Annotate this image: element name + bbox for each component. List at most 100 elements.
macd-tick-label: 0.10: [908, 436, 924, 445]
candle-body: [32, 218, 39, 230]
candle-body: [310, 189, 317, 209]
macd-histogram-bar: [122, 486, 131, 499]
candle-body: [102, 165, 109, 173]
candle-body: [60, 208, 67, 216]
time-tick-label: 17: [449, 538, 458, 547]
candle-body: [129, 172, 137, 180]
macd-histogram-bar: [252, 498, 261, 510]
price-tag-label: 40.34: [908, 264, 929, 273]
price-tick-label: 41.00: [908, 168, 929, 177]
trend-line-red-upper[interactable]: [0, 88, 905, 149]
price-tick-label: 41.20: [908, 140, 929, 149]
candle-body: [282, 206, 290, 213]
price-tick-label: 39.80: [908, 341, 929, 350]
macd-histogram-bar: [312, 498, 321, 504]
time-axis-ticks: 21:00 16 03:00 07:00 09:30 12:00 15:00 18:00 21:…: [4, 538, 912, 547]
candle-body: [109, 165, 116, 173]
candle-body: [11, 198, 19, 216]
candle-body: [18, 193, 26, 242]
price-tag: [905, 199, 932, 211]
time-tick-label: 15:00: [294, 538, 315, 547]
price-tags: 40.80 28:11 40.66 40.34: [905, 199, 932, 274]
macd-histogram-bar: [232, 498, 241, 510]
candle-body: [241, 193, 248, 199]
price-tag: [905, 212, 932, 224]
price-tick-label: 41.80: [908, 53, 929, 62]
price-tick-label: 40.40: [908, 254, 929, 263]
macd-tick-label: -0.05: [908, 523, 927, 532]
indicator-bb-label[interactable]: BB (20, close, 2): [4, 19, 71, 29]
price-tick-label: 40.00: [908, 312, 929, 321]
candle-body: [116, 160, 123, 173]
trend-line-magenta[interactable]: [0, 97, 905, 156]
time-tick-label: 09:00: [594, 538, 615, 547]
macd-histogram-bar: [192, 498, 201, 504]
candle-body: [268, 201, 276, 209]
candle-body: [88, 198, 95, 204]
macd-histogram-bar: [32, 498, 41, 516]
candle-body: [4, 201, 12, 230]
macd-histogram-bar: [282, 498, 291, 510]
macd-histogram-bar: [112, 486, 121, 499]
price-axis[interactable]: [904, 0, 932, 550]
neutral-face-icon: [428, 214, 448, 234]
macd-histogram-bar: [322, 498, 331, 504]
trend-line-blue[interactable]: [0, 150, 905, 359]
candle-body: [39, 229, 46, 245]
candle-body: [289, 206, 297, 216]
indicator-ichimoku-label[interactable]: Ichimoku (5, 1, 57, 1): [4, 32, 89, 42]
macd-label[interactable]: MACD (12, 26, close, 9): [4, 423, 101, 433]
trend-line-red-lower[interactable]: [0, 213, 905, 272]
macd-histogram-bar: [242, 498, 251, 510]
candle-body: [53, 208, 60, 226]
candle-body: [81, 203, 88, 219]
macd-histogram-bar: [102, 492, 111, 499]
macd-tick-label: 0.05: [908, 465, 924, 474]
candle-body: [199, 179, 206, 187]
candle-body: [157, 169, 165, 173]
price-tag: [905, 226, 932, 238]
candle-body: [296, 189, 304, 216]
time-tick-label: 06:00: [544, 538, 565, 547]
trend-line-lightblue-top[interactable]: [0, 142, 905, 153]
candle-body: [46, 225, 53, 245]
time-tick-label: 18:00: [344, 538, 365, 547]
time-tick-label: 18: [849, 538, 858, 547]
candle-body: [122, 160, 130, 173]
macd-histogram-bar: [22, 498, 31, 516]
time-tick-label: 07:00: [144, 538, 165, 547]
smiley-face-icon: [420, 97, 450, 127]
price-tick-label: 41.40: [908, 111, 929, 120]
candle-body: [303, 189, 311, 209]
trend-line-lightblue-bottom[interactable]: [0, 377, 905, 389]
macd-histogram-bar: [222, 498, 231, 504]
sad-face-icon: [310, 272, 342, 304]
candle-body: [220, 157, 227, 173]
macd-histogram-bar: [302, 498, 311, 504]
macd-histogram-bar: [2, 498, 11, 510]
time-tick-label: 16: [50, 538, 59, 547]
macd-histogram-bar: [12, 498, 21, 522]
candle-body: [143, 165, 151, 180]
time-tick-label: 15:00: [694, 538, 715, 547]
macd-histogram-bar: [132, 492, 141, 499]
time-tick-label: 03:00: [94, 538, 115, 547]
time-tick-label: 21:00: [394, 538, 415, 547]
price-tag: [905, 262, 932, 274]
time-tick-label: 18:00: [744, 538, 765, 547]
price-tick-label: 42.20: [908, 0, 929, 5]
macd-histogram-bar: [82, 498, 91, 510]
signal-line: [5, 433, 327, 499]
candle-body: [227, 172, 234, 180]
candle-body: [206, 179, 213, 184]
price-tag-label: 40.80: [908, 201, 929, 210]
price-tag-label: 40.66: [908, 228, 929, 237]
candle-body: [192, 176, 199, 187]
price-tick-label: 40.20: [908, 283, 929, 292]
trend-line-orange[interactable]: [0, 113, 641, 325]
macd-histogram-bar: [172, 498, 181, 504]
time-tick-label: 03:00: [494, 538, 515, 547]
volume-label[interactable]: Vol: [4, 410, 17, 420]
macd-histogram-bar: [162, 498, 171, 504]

──────────────────────────────

**SET TASK**
Rewrite every line of the items above as a numbered list, leaving out any blank lines.

**RESPONSE TO THIS EXERCISE**
1. Annotate this image: element name + bbox for each component. List at most 100 elements.
2. macd-tick-label: 0.10: [908, 436, 924, 445]
3. candle-body: [32, 218, 39, 230]
4. candle-body: [310, 189, 317, 209]
5. macd-histogram-bar: [122, 486, 131, 499]
6. candle-body: [102, 165, 109, 173]
7. candle-body: [60, 208, 67, 216]
8. time-tick-label: 17: [449, 538, 458, 547]
9. candle-body: [129, 172, 137, 180]
10. macd-histogram-bar: [252, 498, 261, 510]
11. price-tag-label: 40.34: [908, 264, 929, 273]
12. price-tick-label: 41.00: [908, 168, 929, 177]
13. trend-line-red-upper[interactable]: [0, 88, 905, 149]
14. price-tick-label: 41.20: [908, 140, 929, 149]
15. candle-body: [282, 206, 290, 213]
16. price-tick-label: 39.80: [908, 341, 929, 350]
17. macd-histogram-bar: [312, 498, 321, 504]
18. time-axis-ticks: 21:00 16 03:00 07:00 09:30 12:00 15:00 18:00 21:…: [4, 538, 912, 547]
19. candle-body: [109, 165, 116, 173]
20. candle-body: [11, 198, 19, 216]
21. candle-body: [18, 193, 26, 242]
22. price-tag: [905, 199, 932, 211]
23. time-tick-label: 15:00: [294, 538, 315, 547]
24. price-tags: 40.80 28:11 40.66 40.34: [905, 199, 932, 274]
25. macd-histogram-bar: [232, 498, 241, 510]
26. candle-body: [241, 193, 248, 199]
27. price-tag: [905, 212, 932, 224]
28. price-tick-label: 41.80: [908, 53, 929, 62]
29. price-tick-label: 40.40: [908, 254, 929, 263]
30. macd-tick-label: -0.05: [908, 523, 927, 532]
31. indicator-bb-label[interactable]: BB (20, close, 2): [4, 19, 71, 29]
32. price-tick-label: 40.00: [908, 312, 929, 321]
33. candle-body: [116, 160, 123, 173]
34. trend-line-magenta[interactable]: [0, 97, 905, 156]
35. time-tick-label: 09:00: [594, 538, 615, 547]
36. macd-histogram-bar: [192, 498, 201, 504]
37. candle-body: [268, 201, 276, 209]
38. candle-body: [88, 198, 95, 204]
39. macd-histogram-bar: [32, 498, 41, 516]
40. candle-body: [4, 201, 12, 230]
41. macd-histogram-bar: [282, 498, 291, 510]
42. macd-histogram-bar: [112, 486, 121, 499]
43. price-axis[interactable]: [904, 0, 932, 550]
44. neutral-face-icon: [428, 214, 448, 234]
45. macd-histogram-bar: [322, 498, 331, 504]
46. trend-line-blue[interactable]: [0, 150, 905, 359]
47. candle-body: [39, 229, 46, 245]
48. candle-body: [289, 206, 297, 216]
49. indicator-ichimoku-label[interactable]: Ichimoku (5, 1, 57, 1): [4, 32, 89, 42]
50. macd-label[interactable]: MACD (12, 26, close, 9): [4, 423, 101, 433]
51. trend-line-red-lower[interactable]: [0, 213, 905, 272]
52. macd-histogram-bar: [242, 498, 251, 510]
53. candle-body: [53, 208, 60, 226]
54. candle-body: [81, 203, 88, 219]
55. macd-histogram-bar: [102, 492, 111, 499]
56. macd-tick-label: 0.05: [908, 465, 924, 474]
57. candle-body: [199, 179, 206, 187]
58. candle-body: [157, 169, 165, 173]
59. price-tag: [905, 226, 932, 238]
60. candle-body: [296, 189, 304, 216]
61. time-tick-label: 06:00: [544, 538, 565, 547]
62. trend-line-lightblue-top[interactable]: [0, 142, 905, 153]
63. candle-body: [46, 225, 53, 245]
64. time-tick-label: 18:00: [344, 538, 365, 547]
65. time-tick-label: 18: [849, 538, 858, 547]
66. candle-body: [122, 160, 130, 173]
67. macd-histogram-bar: [22, 498, 31, 516]
68. time-tick-label: 07:00: [144, 538, 165, 547]
69. smiley-face-icon: [420, 97, 450, 127]
70. price-tick-label: 41.40: [908, 111, 929, 120]
71. candle-body: [303, 189, 311, 209]
72. trend-line-lightblue-bottom[interactable]: [0, 377, 905, 389]
73. macd-histogram-bar: [222, 498, 231, 504]
74. sad-face-icon: [310, 272, 342, 304]
75. candle-body: [220, 157, 227, 173]
76. macd-histogram-bar: [302, 498, 311, 504]
77. macd-histogram-bar: [2, 498, 11, 510]
78. time-tick-label: 16: [50, 538, 59, 547]
79. macd-histogram-bar: [12, 498, 21, 522]
80. candle-body: [143, 165, 151, 180]
81. time-tick-label: 15:00: [694, 538, 715, 547]
82. macd-histogram-bar: [132, 492, 141, 499]
83. time-tick-label: 03:00: [94, 538, 115, 547]
84. time-tick-label: 21:00: [394, 538, 415, 547]
85. price-tag: [905, 262, 932, 274]
86. time-tick-label: 18:00: [744, 538, 765, 547]
87. price-tick-label: 42.20: [908, 0, 929, 5]
88. macd-histogram-bar: [82, 498, 91, 510]
89. signal-line: [5, 433, 327, 499]
90. candle-body: [227, 172, 234, 180]
91. candle-body: [206, 179, 213, 184]
92. price-tag-label: 40.80: [908, 201, 929, 210]
93. price-tag-label: 40.66: [908, 228, 929, 237]
94. candle-body: [192, 176, 199, 187]
95. price-tick-label: 40.20: [908, 283, 929, 292]
96. trend-line-orange[interactable]: [0, 113, 641, 325]
97. macd-histogram-bar: [172, 498, 181, 504]
98. time-tick-label: 03:00: [494, 538, 515, 547]
99. volume-label[interactable]: Vol: [4, 410, 17, 420]
100. macd-histogram-bar: [162, 498, 171, 504]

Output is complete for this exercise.